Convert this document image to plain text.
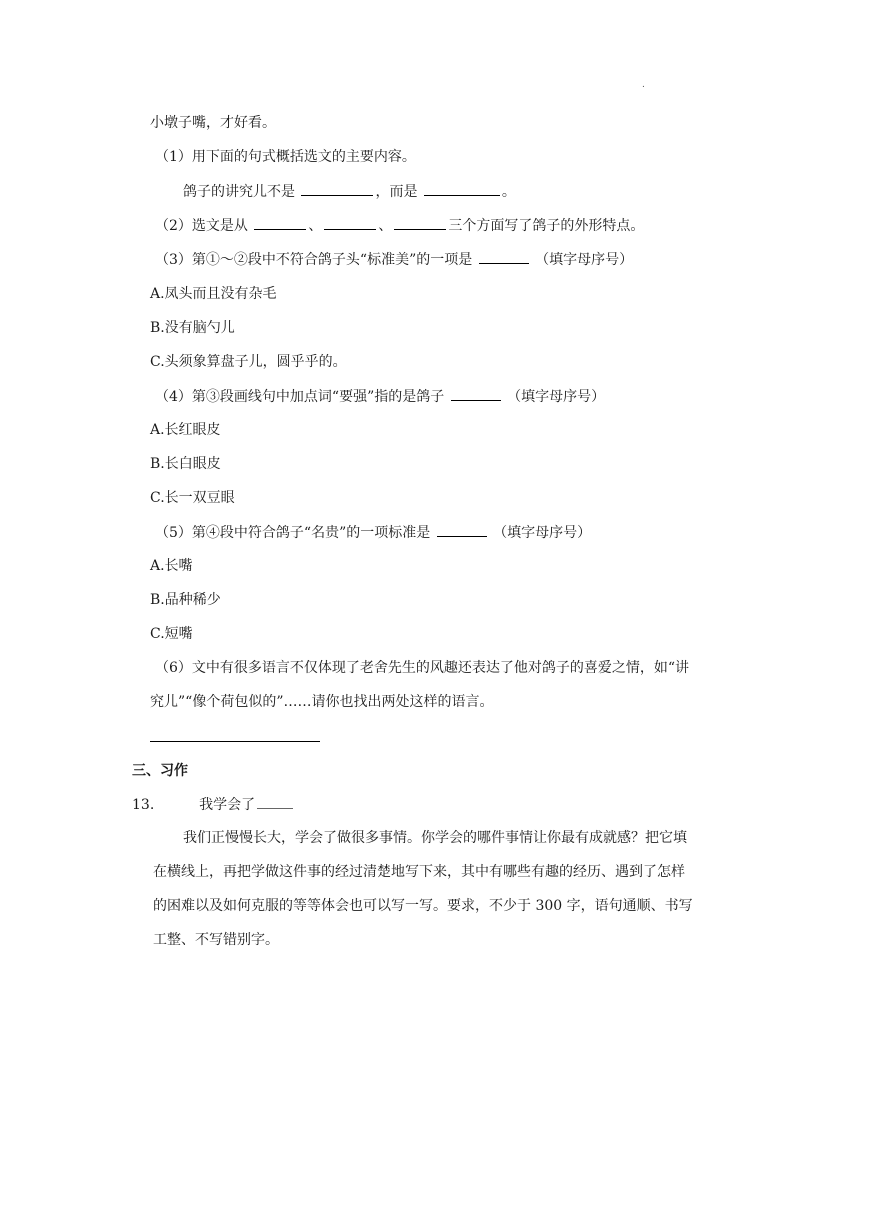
.
小墩子嘴，才好看。
（1）用下面的句式概括选文的主要内容。
鸽子的讲究儿不是	，而是	。
（2）选文是从	、	、	三个方面写了鸽子的外形特点。
（3）第①～②段中不符合鸽子头“标准美”的一项是	（填字母序号）
A.凤头而且没有杂毛
B.没有脑勺儿
C.头须象算盘子儿，圆乎乎的。
（4）第③段画线句中加点词“要强”指的是鸽子	（填字母序号）
A.长红眼皮
B.长白眼皮
C.长一双豆眼
（5）第④段中符合鸽子“名贵”的一项标准是	（填字母序号）
A.长嘴
B.品种稀少
C.短嘴
（6）文中有很多语言不仅体现了老舍先生的风趣还表达了他对鸽子的喜爱之情，如“讲
究儿”“像个荷包似的”……请你也找出两处这样的语言。
三、习作
13.	我学会了
我们正慢慢长大，学会了做很多事情。你学会的哪件事情让你最有成就感？把它填
在横线上，再把学做这件事的经过清楚地写下来，其中有哪些有趣的经历、遇到了怎样
的困难以及如何克服的等等体会也可以写一写。要求，不少于 300 字，语句通顺、书写
工整、不写错别字。
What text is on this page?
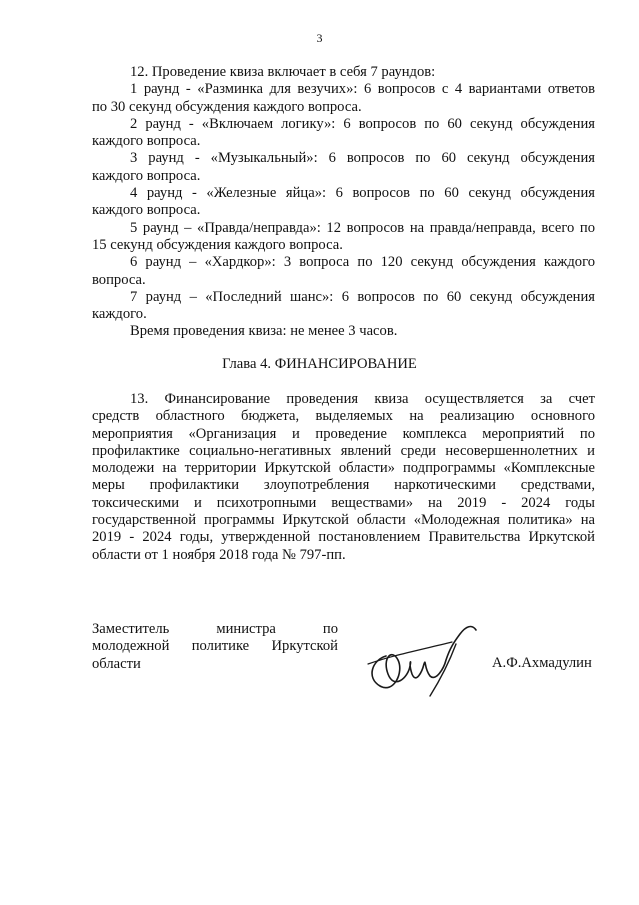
3
12. Проведение квиза включает в себя 7 раундов:
1 раунд - «Разминка для везучих»: 6 вопросов с 4 вариантами ответов
по 30 секунд обсуждения каждого вопроса.
2 раунд - «Включаем логику»: 6 вопросов по 60 секунд обсуждения
каждого вопроса.
3 раунд - «Музыкальный»: 6 вопросов по 60 секунд обсуждения
каждого вопроса.
4 раунд - «Железные яйца»: 6 вопросов по 60 секунд обсуждения
каждого вопроса.
5 раунд – «Правда/неправда»: 12 вопросов на правда/неправда, всего по
15 секунд обсуждения каждого вопроса.
6 раунд – «Хардкор»: 3 вопроса по 120 секунд обсуждения каждого
вопроса.
7 раунд – «Последний шанс»: 6 вопросов по 60 секунд обсуждения
каждого.
Время проведения квиза: не менее 3 часов.
Глава 4. ФИНАНСИРОВАНИЕ
13. Финансирование проведения квиза осуществляется за счет
средств областного бюджета, выделяемых на реализацию основного
мероприятия «Организация и проведение комплекса мероприятий по
профилактике социально-негативных явлений среди несовершеннолетних и
молодежи на территории Иркутской области» подпрограммы «Комплексные
меры профилактики злоупотребления наркотическими средствами,
токсическими и психотропными веществами» на 2019 - 2024 годы
государственной программы Иркутской области «Молодежная политика» на
2019 - 2024 годы, утвержденной постановлением Правительства Иркутской
области от 1 ноября 2018 года № 797-пп.
Заместитель министра по
молодежной политике Иркутской
области	А.Ф.Ахмадулин
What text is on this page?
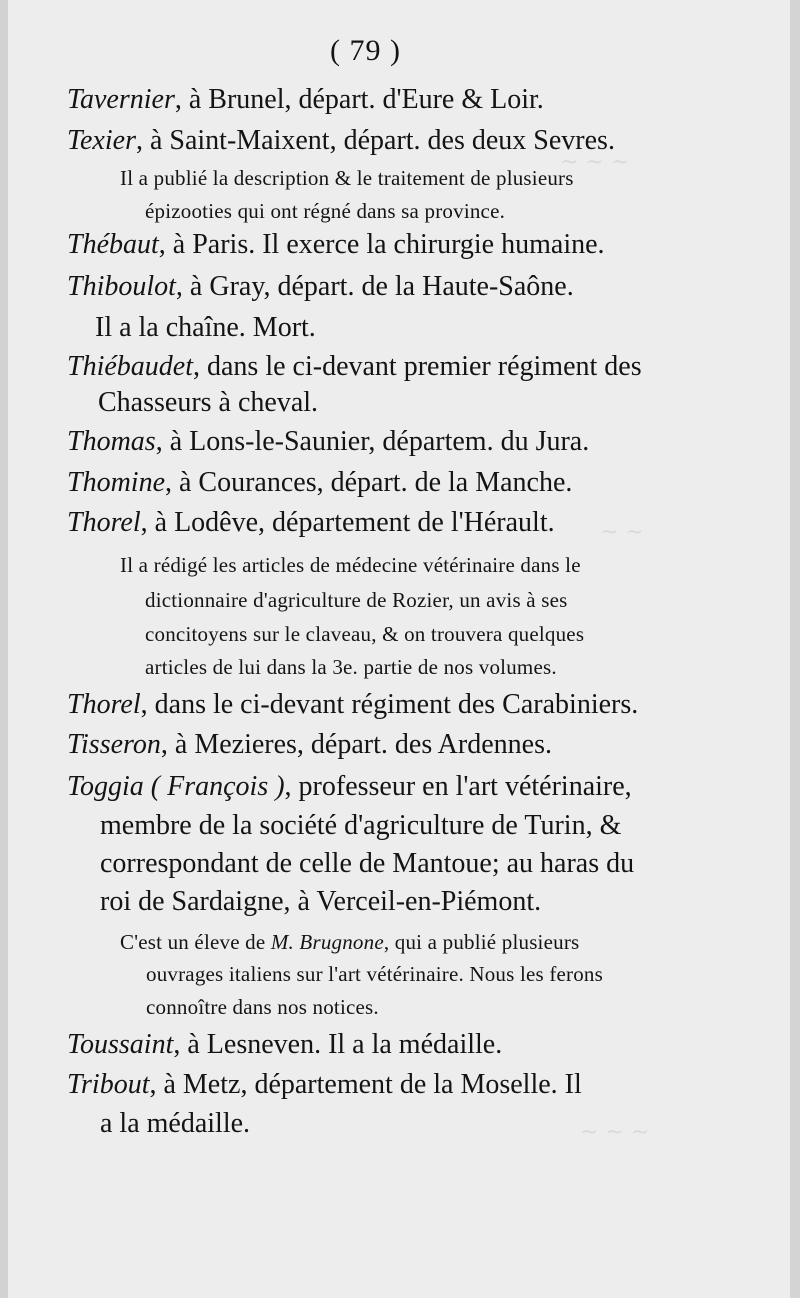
~ ~ ~
~ ~
~ ~ ~
( 79 )
Tavernier, à Brunel, départ. d'Eure & Loir.
Texier, à Saint-Maixent, départ. des deux Sevres.
Il a publié la description & le traitement de plusieurs
épizooties qui ont régné dans sa province.
Thébaut, à Paris. Il exerce la chirurgie humaine.
Thiboulot, à Gray, départ. de la Haute-Saône.
Il a la chaîne. Mort.
Thiébaudet, dans le ci-devant premier régiment des
Chasseurs à cheval.
Thomas, à Lons-le-Saunier, départem. du Jura.
Thomine, à Courances, départ. de la Manche.
Thorel, à Lodêve, département de l'Hérault.
Il a rédigé les articles de médecine vétérinaire dans le
dictionnaire d'agriculture de Rozier, un avis à ses
concitoyens sur le claveau, & on trouvera quelques
articles de lui dans la 3e. partie de nos volumes.
Thorel, dans le ci-devant régiment des Carabiniers.
Tisseron, à Mezieres, départ. des Ardennes.
Toggia ( François ), professeur en l'art vétérinaire,
membre de la société d'agriculture de Turin, &
correspondant de celle de Mantoue; au haras du
roi de Sardaigne, à Verceil-en-Piémont.
C'est un éleve de M. Brugnone, qui a publié plusieurs
ouvrages italiens sur l'art vétérinaire. Nous les ferons
connoître dans nos notices.
Toussaint, à Lesneven. Il a la médaille.
Tribout, à Metz, département de la Moselle. Il
a la médaille.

----------

**Description of the task**
Every line of the data above should be quoted exactly. Omit the pictures.

**Task response**
Convert this document image to plain text.
.
小墩子嘴，才好看。
（1）用下面的句式概括选文的主要内容。
鸽子的讲究儿不是	，而是	。
（2）选文是从	、	、	三个方面写了鸽子的外形特点。
（3）第①～②段中不符合鸽子头“标准美”的一项是	（填字母序号）
A.凤头而且没有杂毛
B.没有脑勺儿
C.头须象算盘子儿，圆乎乎的。
（4）第③段画线句中加点词“要强”指的是鸽子	（填字母序号）
A.长红眼皮
B.长白眼皮
C.长一双豆眼
（5）第④段中符合鸽子“名贵”的一项标准是	（填字母序号）
A.长嘴
B.品种稀少
C.短嘴
（6）文中有很多语言不仅体现了老舍先生的风趣还表达了他对鸽子的喜爱之情，如“讲
究儿”“像个荷包似的”……请你也找出两处这样的语言。
三、习作
13.	我学会了
我们正慢慢长大，学会了做很多事情。你学会的哪件事情让你最有成就感？把它填
在横线上，再把学做这件事的经过清楚地写下来，其中有哪些有趣的经历、遇到了怎样
的困难以及如何克服的等等体会也可以写一写。要求，不少于 300 字，语句通顺、书写
工整、不写错别字。
What text is on this page?
3
12. Проведение квиза включает в себя 7 раундов:
1 раунд - «Разминка для везучих»: 6 вопросов с 4 вариантами ответов
по 30 секунд обсуждения каждого вопроса.
2 раунд - «Включаем логику»: 6 вопросов по 60 секунд обсуждения
каждого вопроса.
3 раунд - «Музыкальный»: 6 вопросов по 60 секунд обсуждения
каждого вопроса.
4 раунд - «Железные яйца»: 6 вопросов по 60 секунд обсуждения
каждого вопроса.
5 раунд – «Правда/неправда»: 12 вопросов на правда/неправда, всего по
15 секунд обсуждения каждого вопроса.
6 раунд – «Хардкор»: 3 вопроса по 120 секунд обсуждения каждого
вопроса.
7 раунд – «Последний шанс»: 6 вопросов по 60 секунд обсуждения
каждого.
Время проведения квиза: не менее 3 часов.
Глава 4. ФИНАНСИРОВАНИЕ
13. Финансирование проведения квиза осуществляется за счет
средств областного бюджета, выделяемых на реализацию основного
мероприятия «Организация и проведение комплекса мероприятий по
профилактике социально-негативных явлений среди несовершеннолетних и
молодежи на территории Иркутской области» подпрограммы «Комплексные
меры профилактики злоупотребления наркотическими средствами,
токсическими и психотропными веществами» на 2019 - 2024 годы
государственной программы Иркутской области «Молодежная политика» на
2019 - 2024 годы, утвержденной постановлением Правительства Иркутской
области от 1 ноября 2018 года № 797-пп.
Заместитель министра по
молодежной политике Иркутской
области	А.Ф.Ахмадулин
What text is on this page?
~ ~ ~
~ ~
~ ~ ~
( 79 )
Tavernier, à Brunel, départ. d'Eure & Loir.
Texier, à Saint-Maixent, départ. des deux Sevres.
Il a publié la description & le traitement de plusieurs
épizooties qui ont régné dans sa province.
Thébaut, à Paris. Il exerce la chirurgie humaine.
Thiboulot, à Gray, départ. de la Haute-Saône.
Il a la chaîne. Mort.
Thiébaudet, dans le ci-devant premier régiment des
Chasseurs à cheval.
Thomas, à Lons-le-Saunier, départem. du Jura.
Thomine, à Courances, départ. de la Manche.
Thorel, à Lodêve, département de l'Hérault.
Il a rédigé les articles de médecine vétérinaire dans le
dictionnaire d'agriculture de Rozier, un avis à ses
concitoyens sur le claveau, & on trouvera quelques
articles de lui dans la 3e. partie de nos volumes.
Thorel, dans le ci-devant régiment des Carabiniers.
Tisseron, à Mezieres, départ. des Ardennes.
Toggia ( François ), professeur en l'art vétérinaire,
membre de la société d'agriculture de Turin, &
correspondant de celle de Mantoue; au haras du
roi de Sardaigne, à Verceil-en-Piémont.
C'est un éleve de M. Brugnone, qui a publié plusieurs
ouvrages italiens sur l'art vétérinaire. Nous les ferons
connoître dans nos notices.
Toussaint, à Lesneven. Il a la médaille.
Tribout, à Metz, département de la Moselle. Il
a la médaille.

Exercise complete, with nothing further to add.